(Beginning of Entries supplied)

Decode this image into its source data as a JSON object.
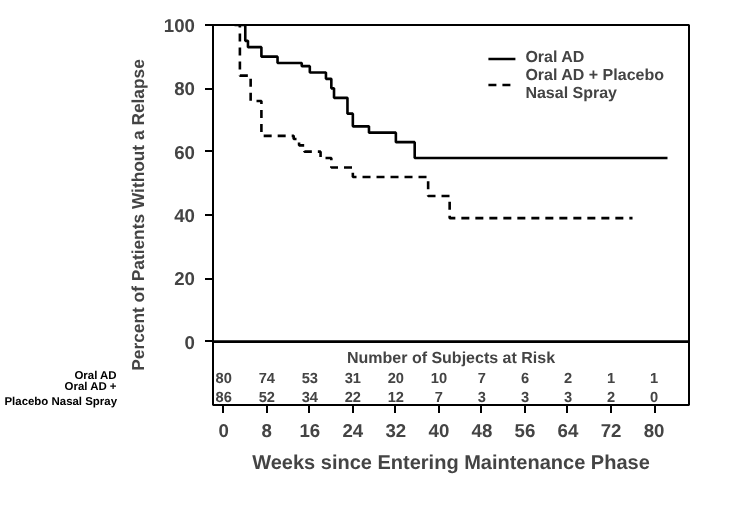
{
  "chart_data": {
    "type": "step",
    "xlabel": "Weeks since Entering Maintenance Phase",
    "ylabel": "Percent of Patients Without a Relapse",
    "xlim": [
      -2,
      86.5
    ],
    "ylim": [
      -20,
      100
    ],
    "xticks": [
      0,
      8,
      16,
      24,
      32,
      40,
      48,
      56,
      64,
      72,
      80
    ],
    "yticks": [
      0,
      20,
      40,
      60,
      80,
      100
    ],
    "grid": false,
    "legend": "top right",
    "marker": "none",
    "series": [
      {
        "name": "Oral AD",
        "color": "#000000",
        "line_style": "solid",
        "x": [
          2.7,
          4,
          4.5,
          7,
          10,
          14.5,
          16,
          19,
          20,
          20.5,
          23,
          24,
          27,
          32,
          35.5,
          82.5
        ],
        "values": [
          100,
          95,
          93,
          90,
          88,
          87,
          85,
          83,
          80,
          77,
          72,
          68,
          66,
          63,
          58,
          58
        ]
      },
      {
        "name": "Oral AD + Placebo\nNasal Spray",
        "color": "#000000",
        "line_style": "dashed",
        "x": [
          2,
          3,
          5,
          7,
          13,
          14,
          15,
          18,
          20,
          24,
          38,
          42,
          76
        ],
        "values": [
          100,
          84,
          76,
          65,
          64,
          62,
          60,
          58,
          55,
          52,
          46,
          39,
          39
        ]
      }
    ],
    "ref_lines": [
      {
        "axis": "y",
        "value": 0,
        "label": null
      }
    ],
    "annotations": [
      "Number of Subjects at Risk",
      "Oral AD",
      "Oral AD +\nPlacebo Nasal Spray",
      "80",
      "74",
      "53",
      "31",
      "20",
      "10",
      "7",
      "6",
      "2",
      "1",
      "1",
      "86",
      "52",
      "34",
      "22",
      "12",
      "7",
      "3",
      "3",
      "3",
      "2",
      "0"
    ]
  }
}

(End of Entries supplied)

## What to produce
Would you copy out all the data exactly, without the images?

## Your response
Decode this image into its source data as a JSON object.
{
  "chart_data": {
    "type": "step",
    "xlabel": "Weeks since Entering Maintenance Phase",
    "ylabel": "Percent of Patients Without a Relapse",
    "xlim": [
      -2,
      86.5
    ],
    "ylim": [
      -20,
      100
    ],
    "xticks": [
      0,
      8,
      16,
      24,
      32,
      40,
      48,
      56,
      64,
      72,
      80
    ],
    "yticks": [
      0,
      20,
      40,
      60,
      80,
      100
    ],
    "grid": false,
    "legend": "top right",
    "marker": "none",
    "series": [
      {
        "name": "Oral AD",
        "color": "#000000",
        "line_style": "solid",
        "x": [
          2.7,
          4,
          4.5,
          7,
          10,
          14.5,
          16,
          19,
          20,
          20.5,
          23,
          24,
          27,
          32,
          35.5,
          82.5
        ],
        "values": [
          100,
          95,
          93,
          90,
          88,
          87,
          85,
          83,
          80,
          77,
          72,
          68,
          66,
          63,
          58,
          58
        ]
      },
      {
        "name": "Oral AD + Placebo\nNasal Spray",
        "color": "#000000",
        "line_style": "dashed",
        "x": [
          2,
          3,
          5,
          7,
          13,
          14,
          15,
          18,
          20,
          24,
          38,
          42,
          76
        ],
        "values": [
          100,
          84,
          76,
          65,
          64,
          62,
          60,
          58,
          55,
          52,
          46,
          39,
          39
        ]
      }
    ],
    "ref_lines": [
      {
        "axis": "y",
        "value": 0,
        "label": null
      }
    ],
    "annotations": [
      "Number of Subjects at Risk",
      "Oral AD",
      "Oral AD +\nPlacebo Nasal Spray",
      "80",
      "74",
      "53",
      "31",
      "20",
      "10",
      "7",
      "6",
      "2",
      "1",
      "1",
      "86",
      "52",
      "34",
      "22",
      "12",
      "7",
      "3",
      "3",
      "3",
      "2",
      "0"
    ]
  }
}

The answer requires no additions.